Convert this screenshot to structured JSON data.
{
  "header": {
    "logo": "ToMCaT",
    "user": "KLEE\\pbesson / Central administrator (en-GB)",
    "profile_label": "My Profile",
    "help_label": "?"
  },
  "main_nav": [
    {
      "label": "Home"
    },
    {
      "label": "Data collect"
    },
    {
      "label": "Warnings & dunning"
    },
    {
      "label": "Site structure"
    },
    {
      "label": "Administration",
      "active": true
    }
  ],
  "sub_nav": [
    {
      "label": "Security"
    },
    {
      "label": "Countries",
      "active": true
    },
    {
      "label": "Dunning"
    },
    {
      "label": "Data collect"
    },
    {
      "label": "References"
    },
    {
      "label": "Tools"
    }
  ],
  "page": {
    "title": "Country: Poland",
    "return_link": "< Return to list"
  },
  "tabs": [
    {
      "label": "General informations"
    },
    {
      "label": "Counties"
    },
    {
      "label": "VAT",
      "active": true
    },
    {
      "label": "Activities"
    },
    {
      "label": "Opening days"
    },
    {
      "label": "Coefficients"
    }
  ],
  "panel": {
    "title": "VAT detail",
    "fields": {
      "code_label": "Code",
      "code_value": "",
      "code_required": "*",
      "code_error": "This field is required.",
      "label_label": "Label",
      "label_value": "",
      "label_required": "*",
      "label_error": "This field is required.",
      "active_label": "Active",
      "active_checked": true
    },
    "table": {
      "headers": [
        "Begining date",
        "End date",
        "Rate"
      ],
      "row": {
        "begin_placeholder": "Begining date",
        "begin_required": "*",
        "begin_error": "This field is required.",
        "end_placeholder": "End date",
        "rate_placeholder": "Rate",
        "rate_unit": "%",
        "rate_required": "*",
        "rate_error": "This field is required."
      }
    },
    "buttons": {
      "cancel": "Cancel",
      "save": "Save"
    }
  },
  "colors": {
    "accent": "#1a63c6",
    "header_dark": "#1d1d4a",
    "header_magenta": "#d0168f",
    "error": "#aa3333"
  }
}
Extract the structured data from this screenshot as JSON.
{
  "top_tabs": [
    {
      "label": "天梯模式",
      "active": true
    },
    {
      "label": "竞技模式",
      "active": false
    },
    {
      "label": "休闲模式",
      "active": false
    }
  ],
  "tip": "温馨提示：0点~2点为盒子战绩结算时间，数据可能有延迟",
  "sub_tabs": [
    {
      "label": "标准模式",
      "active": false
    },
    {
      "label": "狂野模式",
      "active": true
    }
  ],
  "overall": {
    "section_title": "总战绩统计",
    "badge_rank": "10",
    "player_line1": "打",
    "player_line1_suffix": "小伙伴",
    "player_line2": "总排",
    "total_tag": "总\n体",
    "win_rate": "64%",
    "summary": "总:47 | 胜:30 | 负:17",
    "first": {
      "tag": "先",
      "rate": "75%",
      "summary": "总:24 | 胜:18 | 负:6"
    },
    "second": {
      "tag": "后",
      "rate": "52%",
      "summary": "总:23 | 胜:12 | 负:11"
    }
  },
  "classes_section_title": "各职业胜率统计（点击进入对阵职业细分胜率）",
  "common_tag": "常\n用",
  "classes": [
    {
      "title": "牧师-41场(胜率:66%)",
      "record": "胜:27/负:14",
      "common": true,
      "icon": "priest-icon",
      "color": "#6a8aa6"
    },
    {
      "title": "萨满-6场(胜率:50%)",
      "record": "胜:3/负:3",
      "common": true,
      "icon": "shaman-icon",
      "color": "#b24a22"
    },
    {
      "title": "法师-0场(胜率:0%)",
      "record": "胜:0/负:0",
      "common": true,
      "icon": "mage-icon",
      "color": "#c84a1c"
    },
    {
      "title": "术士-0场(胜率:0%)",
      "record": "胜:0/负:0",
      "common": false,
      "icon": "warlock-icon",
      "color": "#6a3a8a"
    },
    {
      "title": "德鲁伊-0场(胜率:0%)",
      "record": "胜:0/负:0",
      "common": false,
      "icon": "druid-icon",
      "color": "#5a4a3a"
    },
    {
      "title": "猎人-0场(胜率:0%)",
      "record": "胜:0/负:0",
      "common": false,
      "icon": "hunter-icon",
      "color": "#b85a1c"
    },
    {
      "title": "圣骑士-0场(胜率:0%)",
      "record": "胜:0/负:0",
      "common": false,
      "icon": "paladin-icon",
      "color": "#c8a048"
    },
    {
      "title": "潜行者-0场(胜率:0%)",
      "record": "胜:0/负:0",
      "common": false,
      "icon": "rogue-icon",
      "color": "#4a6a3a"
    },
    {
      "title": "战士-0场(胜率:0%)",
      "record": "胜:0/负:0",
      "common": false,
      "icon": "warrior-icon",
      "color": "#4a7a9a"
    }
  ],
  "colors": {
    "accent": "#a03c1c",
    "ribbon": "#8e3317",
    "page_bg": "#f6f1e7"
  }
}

***

Print all the data exactly.

Final answer:
Convert this screenshot to structured JSON data.
{
  "header": {
    "logo": "ToMCaT",
    "user": "KLEE\\pbesson / Central administrator (en-GB)",
    "profile_label": "My Profile",
    "help_label": "?"
  },
  "main_nav": [
    {
      "label": "Home"
    },
    {
      "label": "Data collect"
    },
    {
      "label": "Warnings & dunning"
    },
    {
      "label": "Site structure"
    },
    {
      "label": "Administration",
      "active": true
    }
  ],
  "sub_nav": [
    {
      "label": "Security"
    },
    {
      "label": "Countries",
      "active": true
    },
    {
      "label": "Dunning"
    },
    {
      "label": "Data collect"
    },
    {
      "label": "References"
    },
    {
      "label": "Tools"
    }
  ],
  "page": {
    "title": "Country: Poland",
    "return_link": "< Return to list"
  },
  "tabs": [
    {
      "label": "General informations"
    },
    {
      "label": "Counties"
    },
    {
      "label": "VAT",
      "active": true
    },
    {
      "label": "Activities"
    },
    {
      "label": "Opening days"
    },
    {
      "label": "Coefficients"
    }
  ],
  "panel": {
    "title": "VAT detail",
    "fields": {
      "code_label": "Code",
      "code_value": "",
      "code_required": "*",
      "code_error": "This field is required.",
      "label_label": "Label",
      "label_value": "",
      "label_required": "*",
      "label_error": "This field is required.",
      "active_label": "Active",
      "active_checked": true
    },
    "table": {
      "headers": [
        "Begining date",
        "End date",
        "Rate"
      ],
      "row": {
        "begin_placeholder": "Begining date",
        "begin_required": "*",
        "begin_error": "This field is required.",
        "end_placeholder": "End date",
        "rate_placeholder": "Rate",
        "rate_unit": "%",
        "rate_required": "*",
        "rate_error": "This field is required."
      }
    },
    "buttons": {
      "cancel": "Cancel",
      "save": "Save"
    }
  },
  "colors": {
    "accent": "#1a63c6",
    "header_dark": "#1d1d4a",
    "header_magenta": "#d0168f",
    "error": "#aa3333"
  }
}
Extract the structured data from this screenshot as JSON.
{
  "top_tabs": [
    {
      "label": "天梯模式",
      "active": true
    },
    {
      "label": "竞技模式",
      "active": false
    },
    {
      "label": "休闲模式",
      "active": false
    }
  ],
  "tip": "温馨提示：0点~2点为盒子战绩结算时间，数据可能有延迟",
  "sub_tabs": [
    {
      "label": "标准模式",
      "active": false
    },
    {
      "label": "狂野模式",
      "active": true
    }
  ],
  "overall": {
    "section_title": "总战绩统计",
    "badge_rank": "10",
    "player_line1": "打",
    "player_line1_suffix": "小伙伴",
    "player_line2": "总排",
    "total_tag": "总\n体",
    "win_rate": "64%",
    "summary": "总:47 | 胜:30 | 负:17",
    "first": {
      "tag": "先",
      "rate": "75%",
      "summary": "总:24 | 胜:18 | 负:6"
    },
    "second": {
      "tag": "后",
      "rate": "52%",
      "summary": "总:23 | 胜:12 | 负:11"
    }
  },
  "classes_section_title": "各职业胜率统计（点击进入对阵职业细分胜率）",
  "common_tag": "常\n用",
  "classes": [
    {
      "title": "牧师-41场(胜率:66%)",
      "record": "胜:27/负:14",
      "common": true,
      "icon": "priest-icon",
      "color": "#6a8aa6"
    },
    {
      "title": "萨满-6场(胜率:50%)",
      "record": "胜:3/负:3",
      "common": true,
      "icon": "shaman-icon",
      "color": "#b24a22"
    },
    {
      "title": "法师-0场(胜率:0%)",
      "record": "胜:0/负:0",
      "common": true,
      "icon": "mage-icon",
      "color": "#c84a1c"
    },
    {
      "title": "术士-0场(胜率:0%)",
      "record": "胜:0/负:0",
      "common": false,
      "icon": "warlock-icon",
      "color": "#6a3a8a"
    },
    {
      "title": "德鲁伊-0场(胜率:0%)",
      "record": "胜:0/负:0",
      "common": false,
      "icon": "druid-icon",
      "color": "#5a4a3a"
    },
    {
      "title": "猎人-0场(胜率:0%)",
      "record": "胜:0/负:0",
      "common": false,
      "icon": "hunter-icon",
      "color": "#b85a1c"
    },
    {
      "title": "圣骑士-0场(胜率:0%)",
      "record": "胜:0/负:0",
      "common": false,
      "icon": "paladin-icon",
      "color": "#c8a048"
    },
    {
      "title": "潜行者-0场(胜率:0%)",
      "record": "胜:0/负:0",
      "common": false,
      "icon": "rogue-icon",
      "color": "#4a6a3a"
    },
    {
      "title": "战士-0场(胜率:0%)",
      "record": "胜:0/负:0",
      "common": false,
      "icon": "warrior-icon",
      "color": "#4a7a9a"
    }
  ],
  "colors": {
    "accent": "#a03c1c",
    "ribbon": "#8e3317",
    "page_bg": "#f6f1e7"
  }
}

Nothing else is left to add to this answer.